CHALLENGE
Make an exact copy of the entries, and keep any pictures out of it.

INPUT FOR THIS TASK

--- Begin ---

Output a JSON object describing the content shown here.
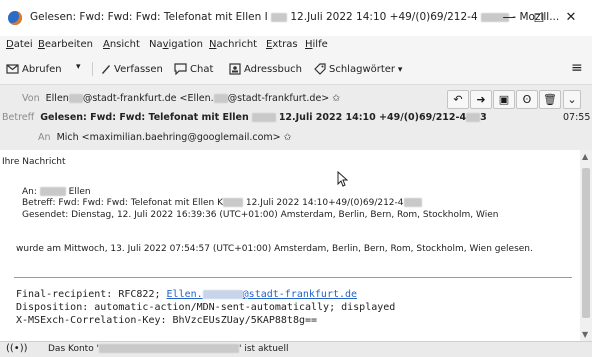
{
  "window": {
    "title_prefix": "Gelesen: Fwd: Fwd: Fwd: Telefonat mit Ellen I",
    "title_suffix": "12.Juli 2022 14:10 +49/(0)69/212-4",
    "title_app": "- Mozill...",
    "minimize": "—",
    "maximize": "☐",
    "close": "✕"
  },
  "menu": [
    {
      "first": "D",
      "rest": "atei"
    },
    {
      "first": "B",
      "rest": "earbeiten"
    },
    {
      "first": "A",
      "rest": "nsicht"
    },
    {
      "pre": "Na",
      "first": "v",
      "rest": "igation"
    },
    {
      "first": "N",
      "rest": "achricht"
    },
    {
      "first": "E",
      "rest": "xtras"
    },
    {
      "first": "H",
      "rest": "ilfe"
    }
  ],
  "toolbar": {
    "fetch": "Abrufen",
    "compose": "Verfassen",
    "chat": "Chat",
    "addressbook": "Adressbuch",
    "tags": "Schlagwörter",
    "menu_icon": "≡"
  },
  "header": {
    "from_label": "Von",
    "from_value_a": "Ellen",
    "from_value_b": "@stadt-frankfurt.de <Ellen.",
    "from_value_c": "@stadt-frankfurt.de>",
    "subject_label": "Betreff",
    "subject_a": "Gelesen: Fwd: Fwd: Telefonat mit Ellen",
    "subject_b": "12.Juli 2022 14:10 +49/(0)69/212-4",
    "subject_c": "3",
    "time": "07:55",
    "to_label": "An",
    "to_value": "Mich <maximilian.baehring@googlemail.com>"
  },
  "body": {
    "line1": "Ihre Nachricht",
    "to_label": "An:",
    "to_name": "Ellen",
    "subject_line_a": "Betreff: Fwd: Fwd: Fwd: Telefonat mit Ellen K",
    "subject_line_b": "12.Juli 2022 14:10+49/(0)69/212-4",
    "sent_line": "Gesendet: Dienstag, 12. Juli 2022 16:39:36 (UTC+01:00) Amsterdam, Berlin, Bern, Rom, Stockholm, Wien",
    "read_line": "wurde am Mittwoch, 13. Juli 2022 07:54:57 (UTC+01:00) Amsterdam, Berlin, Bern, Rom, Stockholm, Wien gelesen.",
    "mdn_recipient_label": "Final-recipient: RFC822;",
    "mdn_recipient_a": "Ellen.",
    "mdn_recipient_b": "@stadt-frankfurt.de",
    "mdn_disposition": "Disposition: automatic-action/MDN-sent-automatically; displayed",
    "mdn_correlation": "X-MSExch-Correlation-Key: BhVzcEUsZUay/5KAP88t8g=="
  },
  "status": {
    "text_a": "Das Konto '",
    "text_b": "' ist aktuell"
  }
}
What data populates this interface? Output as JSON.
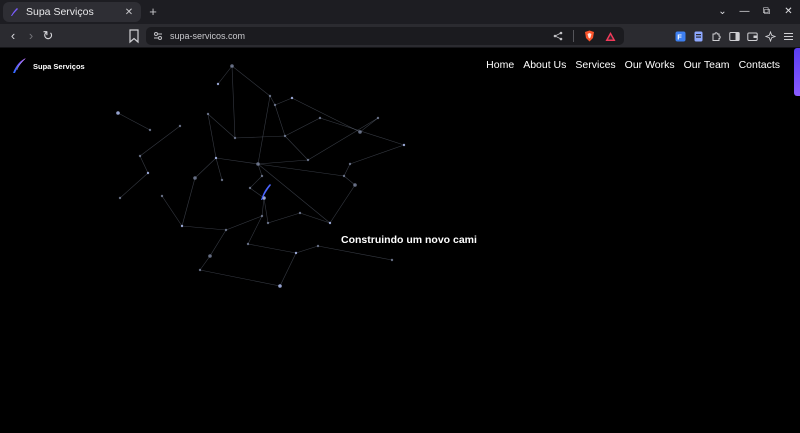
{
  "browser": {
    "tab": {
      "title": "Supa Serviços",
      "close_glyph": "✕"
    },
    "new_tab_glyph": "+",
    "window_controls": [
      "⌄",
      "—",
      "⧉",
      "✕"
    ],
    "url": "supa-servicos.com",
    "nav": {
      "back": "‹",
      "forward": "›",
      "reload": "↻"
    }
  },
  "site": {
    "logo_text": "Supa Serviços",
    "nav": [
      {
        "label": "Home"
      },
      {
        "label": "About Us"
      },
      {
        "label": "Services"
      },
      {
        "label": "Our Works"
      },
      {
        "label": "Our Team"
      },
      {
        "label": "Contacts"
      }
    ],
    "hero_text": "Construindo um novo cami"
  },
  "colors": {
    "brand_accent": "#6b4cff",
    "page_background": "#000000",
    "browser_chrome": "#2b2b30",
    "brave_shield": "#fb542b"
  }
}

--- End ---

TASK ANSWER
Output a JSON object describing the content shown here.
{
  "window": {
    "title_prefix": "Gelesen: Fwd: Fwd: Fwd: Telefonat mit Ellen I",
    "title_suffix": "12.Juli 2022 14:10 +49/(0)69/212-4",
    "title_app": "- Mozill...",
    "minimize": "—",
    "maximize": "☐",
    "close": "✕"
  },
  "menu": [
    {
      "first": "D",
      "rest": "atei"
    },
    {
      "first": "B",
      "rest": "earbeiten"
    },
    {
      "first": "A",
      "rest": "nsicht"
    },
    {
      "pre": "Na",
      "first": "v",
      "rest": "igation"
    },
    {
      "first": "N",
      "rest": "achricht"
    },
    {
      "first": "E",
      "rest": "xtras"
    },
    {
      "first": "H",
      "rest": "ilfe"
    }
  ],
  "toolbar": {
    "fetch": "Abrufen",
    "compose": "Verfassen",
    "chat": "Chat",
    "addressbook": "Adressbuch",
    "tags": "Schlagwörter",
    "menu_icon": "≡"
  },
  "header": {
    "from_label": "Von",
    "from_value_a": "Ellen",
    "from_value_b": "@stadt-frankfurt.de <Ellen.",
    "from_value_c": "@stadt-frankfurt.de>",
    "subject_label": "Betreff",
    "subject_a": "Gelesen: Fwd: Fwd: Telefonat mit Ellen",
    "subject_b": "12.Juli 2022 14:10 +49/(0)69/212-4",
    "subject_c": "3",
    "time": "07:55",
    "to_label": "An",
    "to_value": "Mich <maximilian.baehring@googlemail.com>"
  },
  "body": {
    "line1": "Ihre Nachricht",
    "to_label": "An:",
    "to_name": "Ellen",
    "subject_line_a": "Betreff: Fwd: Fwd: Fwd: Telefonat mit Ellen K",
    "subject_line_b": "12.Juli 2022 14:10+49/(0)69/212-4",
    "sent_line": "Gesendet: Dienstag, 12. Juli 2022 16:39:36 (UTC+01:00) Amsterdam, Berlin, Bern, Rom, Stockholm, Wien",
    "read_line": "wurde am Mittwoch, 13. Juli 2022 07:54:57 (UTC+01:00) Amsterdam, Berlin, Bern, Rom, Stockholm, Wien gelesen.",
    "mdn_recipient_label": "Final-recipient: RFC822;",
    "mdn_recipient_a": "Ellen.",
    "mdn_recipient_b": "@stadt-frankfurt.de",
    "mdn_disposition": "Disposition: automatic-action/MDN-sent-automatically; displayed",
    "mdn_correlation": "X-MSExch-Correlation-Key: BhVzcEUsZUay/5KAP88t8g=="
  },
  "status": {
    "text_a": "Das Konto '",
    "text_b": "' ist aktuell"
  }
}
What data populates this interface? Output as JSON.
{
  "browser": {
    "tab": {
      "title": "Supa Serviços",
      "close_glyph": "✕"
    },
    "new_tab_glyph": "+",
    "window_controls": [
      "⌄",
      "—",
      "⧉",
      "✕"
    ],
    "url": "supa-servicos.com",
    "nav": {
      "back": "‹",
      "forward": "›",
      "reload": "↻"
    }
  },
  "site": {
    "logo_text": "Supa Serviços",
    "nav": [
      {
        "label": "Home"
      },
      {
        "label": "About Us"
      },
      {
        "label": "Services"
      },
      {
        "label": "Our Works"
      },
      {
        "label": "Our Team"
      },
      {
        "label": "Contacts"
      }
    ],
    "hero_text": "Construindo um novo cami"
  },
  "colors": {
    "brand_accent": "#6b4cff",
    "page_background": "#000000",
    "browser_chrome": "#2b2b30",
    "brave_shield": "#fb542b"
  }
}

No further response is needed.